• GIVEN INSTRUCTION
Write down each entry again, exactly as it reads.

--- RECORDS SUPPLIED ---

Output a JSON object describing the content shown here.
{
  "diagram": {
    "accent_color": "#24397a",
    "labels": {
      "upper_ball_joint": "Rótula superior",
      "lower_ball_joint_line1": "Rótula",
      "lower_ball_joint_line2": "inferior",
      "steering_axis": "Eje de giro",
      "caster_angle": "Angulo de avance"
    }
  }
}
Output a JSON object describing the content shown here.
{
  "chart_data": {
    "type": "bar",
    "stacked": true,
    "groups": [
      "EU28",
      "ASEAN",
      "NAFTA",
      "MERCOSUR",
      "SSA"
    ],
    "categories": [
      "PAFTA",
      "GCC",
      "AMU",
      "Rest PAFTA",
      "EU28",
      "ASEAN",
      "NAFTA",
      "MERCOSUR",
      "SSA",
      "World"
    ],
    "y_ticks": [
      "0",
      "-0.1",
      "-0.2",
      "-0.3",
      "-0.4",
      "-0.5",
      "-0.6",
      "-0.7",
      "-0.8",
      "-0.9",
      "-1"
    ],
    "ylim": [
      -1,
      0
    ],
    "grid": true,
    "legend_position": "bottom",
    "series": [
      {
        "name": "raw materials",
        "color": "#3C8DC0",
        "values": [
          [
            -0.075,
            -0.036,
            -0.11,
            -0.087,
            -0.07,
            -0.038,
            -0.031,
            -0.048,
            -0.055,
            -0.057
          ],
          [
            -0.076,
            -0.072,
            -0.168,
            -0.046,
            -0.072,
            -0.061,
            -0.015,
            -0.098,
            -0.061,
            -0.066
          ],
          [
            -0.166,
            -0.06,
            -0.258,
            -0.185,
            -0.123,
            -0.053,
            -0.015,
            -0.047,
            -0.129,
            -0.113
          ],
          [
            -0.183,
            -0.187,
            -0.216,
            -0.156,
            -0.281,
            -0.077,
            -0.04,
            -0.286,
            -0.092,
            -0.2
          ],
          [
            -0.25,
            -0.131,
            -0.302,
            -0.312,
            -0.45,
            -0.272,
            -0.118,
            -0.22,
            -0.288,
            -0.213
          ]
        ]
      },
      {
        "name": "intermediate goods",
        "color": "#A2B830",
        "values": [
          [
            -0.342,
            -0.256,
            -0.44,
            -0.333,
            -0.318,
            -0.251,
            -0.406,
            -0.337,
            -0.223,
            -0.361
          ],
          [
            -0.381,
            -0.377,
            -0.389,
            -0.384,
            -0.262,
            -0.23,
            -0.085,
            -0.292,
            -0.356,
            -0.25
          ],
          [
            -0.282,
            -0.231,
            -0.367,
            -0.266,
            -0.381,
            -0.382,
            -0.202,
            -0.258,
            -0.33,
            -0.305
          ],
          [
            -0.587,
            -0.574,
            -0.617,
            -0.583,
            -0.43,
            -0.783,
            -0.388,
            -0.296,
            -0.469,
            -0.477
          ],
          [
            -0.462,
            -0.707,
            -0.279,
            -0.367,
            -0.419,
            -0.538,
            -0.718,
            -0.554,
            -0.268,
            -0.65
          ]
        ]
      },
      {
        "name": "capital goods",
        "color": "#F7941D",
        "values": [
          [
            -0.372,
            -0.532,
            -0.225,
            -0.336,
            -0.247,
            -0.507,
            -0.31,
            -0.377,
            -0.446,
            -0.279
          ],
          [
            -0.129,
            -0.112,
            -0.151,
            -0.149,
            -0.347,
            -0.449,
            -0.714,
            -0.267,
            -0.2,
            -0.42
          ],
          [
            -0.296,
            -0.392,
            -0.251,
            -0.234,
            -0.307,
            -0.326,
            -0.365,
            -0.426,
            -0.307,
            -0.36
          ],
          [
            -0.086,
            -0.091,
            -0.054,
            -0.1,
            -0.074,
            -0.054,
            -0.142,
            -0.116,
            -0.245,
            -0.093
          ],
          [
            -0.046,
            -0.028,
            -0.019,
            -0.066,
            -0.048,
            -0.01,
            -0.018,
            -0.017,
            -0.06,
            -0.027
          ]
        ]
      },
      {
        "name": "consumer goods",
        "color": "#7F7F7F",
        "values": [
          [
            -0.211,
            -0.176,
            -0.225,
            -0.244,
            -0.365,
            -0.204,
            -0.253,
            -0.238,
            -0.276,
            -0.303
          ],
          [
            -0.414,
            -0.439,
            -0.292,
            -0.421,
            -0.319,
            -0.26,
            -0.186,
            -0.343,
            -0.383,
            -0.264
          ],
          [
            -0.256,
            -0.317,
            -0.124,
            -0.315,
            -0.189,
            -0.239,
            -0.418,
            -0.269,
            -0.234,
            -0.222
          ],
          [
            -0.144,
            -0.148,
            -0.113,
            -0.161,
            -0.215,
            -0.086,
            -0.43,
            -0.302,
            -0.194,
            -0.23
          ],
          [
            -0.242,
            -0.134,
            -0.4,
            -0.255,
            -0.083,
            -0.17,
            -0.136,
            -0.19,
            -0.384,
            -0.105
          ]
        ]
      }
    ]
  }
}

---

• TASK RESPONSE
Output a JSON object describing the content shown here.
{
  "diagram": {
    "accent_color": "#24397a",
    "labels": {
      "upper_ball_joint": "Rótula superior",
      "lower_ball_joint_line1": "Rótula",
      "lower_ball_joint_line2": "inferior",
      "steering_axis": "Eje de giro",
      "caster_angle": "Angulo de avance"
    }
  }
}
Output a JSON object describing the content shown here.
{
  "chart_data": {
    "type": "bar",
    "stacked": true,
    "groups": [
      "EU28",
      "ASEAN",
      "NAFTA",
      "MERCOSUR",
      "SSA"
    ],
    "categories": [
      "PAFTA",
      "GCC",
      "AMU",
      "Rest PAFTA",
      "EU28",
      "ASEAN",
      "NAFTA",
      "MERCOSUR",
      "SSA",
      "World"
    ],
    "y_ticks": [
      "0",
      "-0.1",
      "-0.2",
      "-0.3",
      "-0.4",
      "-0.5",
      "-0.6",
      "-0.7",
      "-0.8",
      "-0.9",
      "-1"
    ],
    "ylim": [
      -1,
      0
    ],
    "grid": true,
    "legend_position": "bottom",
    "series": [
      {
        "name": "raw materials",
        "color": "#3C8DC0",
        "values": [
          [
            -0.075,
            -0.036,
            -0.11,
            -0.087,
            -0.07,
            -0.038,
            -0.031,
            -0.048,
            -0.055,
            -0.057
          ],
          [
            -0.076,
            -0.072,
            -0.168,
            -0.046,
            -0.072,
            -0.061,
            -0.015,
            -0.098,
            -0.061,
            -0.066
          ],
          [
            -0.166,
            -0.06,
            -0.258,
            -0.185,
            -0.123,
            -0.053,
            -0.015,
            -0.047,
            -0.129,
            -0.113
          ],
          [
            -0.183,
            -0.187,
            -0.216,
            -0.156,
            -0.281,
            -0.077,
            -0.04,
            -0.286,
            -0.092,
            -0.2
          ],
          [
            -0.25,
            -0.131,
            -0.302,
            -0.312,
            -0.45,
            -0.272,
            -0.118,
            -0.22,
            -0.288,
            -0.213
          ]
        ]
      },
      {
        "name": "intermediate goods",
        "color": "#A2B830",
        "values": [
          [
            -0.342,
            -0.256,
            -0.44,
            -0.333,
            -0.318,
            -0.251,
            -0.406,
            -0.337,
            -0.223,
            -0.361
          ],
          [
            -0.381,
            -0.377,
            -0.389,
            -0.384,
            -0.262,
            -0.23,
            -0.085,
            -0.292,
            -0.356,
            -0.25
          ],
          [
            -0.282,
            -0.231,
            -0.367,
            -0.266,
            -0.381,
            -0.382,
            -0.202,
            -0.258,
            -0.33,
            -0.305
          ],
          [
            -0.587,
            -0.574,
            -0.617,
            -0.583,
            -0.43,
            -0.783,
            -0.388,
            -0.296,
            -0.469,
            -0.477
          ],
          [
            -0.462,
            -0.707,
            -0.279,
            -0.367,
            -0.419,
            -0.538,
            -0.718,
            -0.554,
            -0.268,
            -0.65
          ]
        ]
      },
      {
        "name": "capital goods",
        "color": "#F7941D",
        "values": [
          [
            -0.372,
            -0.532,
            -0.225,
            -0.336,
            -0.247,
            -0.507,
            -0.31,
            -0.377,
            -0.446,
            -0.279
          ],
          [
            -0.129,
            -0.112,
            -0.151,
            -0.149,
            -0.347,
            -0.449,
            -0.714,
            -0.267,
            -0.2,
            -0.42
          ],
          [
            -0.296,
            -0.392,
            -0.251,
            -0.234,
            -0.307,
            -0.326,
            -0.365,
            -0.426,
            -0.307,
            -0.36
          ],
          [
            -0.086,
            -0.091,
            -0.054,
            -0.1,
            -0.074,
            -0.054,
            -0.142,
            -0.116,
            -0.245,
            -0.093
          ],
          [
            -0.046,
            -0.028,
            -0.019,
            -0.066,
            -0.048,
            -0.01,
            -0.018,
            -0.017,
            -0.06,
            -0.027
          ]
        ]
      },
      {
        "name": "consumer goods",
        "color": "#7F7F7F",
        "values": [
          [
            -0.211,
            -0.176,
            -0.225,
            -0.244,
            -0.365,
            -0.204,
            -0.253,
            -0.238,
            -0.276,
            -0.303
          ],
          [
            -0.414,
            -0.439,
            -0.292,
            -0.421,
            -0.319,
            -0.26,
            -0.186,
            -0.343,
            -0.383,
            -0.264
          ],
          [
            -0.256,
            -0.317,
            -0.124,
            -0.315,
            -0.189,
            -0.239,
            -0.418,
            -0.269,
            -0.234,
            -0.222
          ],
          [
            -0.144,
            -0.148,
            -0.113,
            -0.161,
            -0.215,
            -0.086,
            -0.43,
            -0.302,
            -0.194,
            -0.23
          ],
          [
            -0.242,
            -0.134,
            -0.4,
            -0.255,
            -0.083,
            -0.17,
            -0.136,
            -0.19,
            -0.384,
            -0.105
          ]
        ]
      }
    ]
  }
}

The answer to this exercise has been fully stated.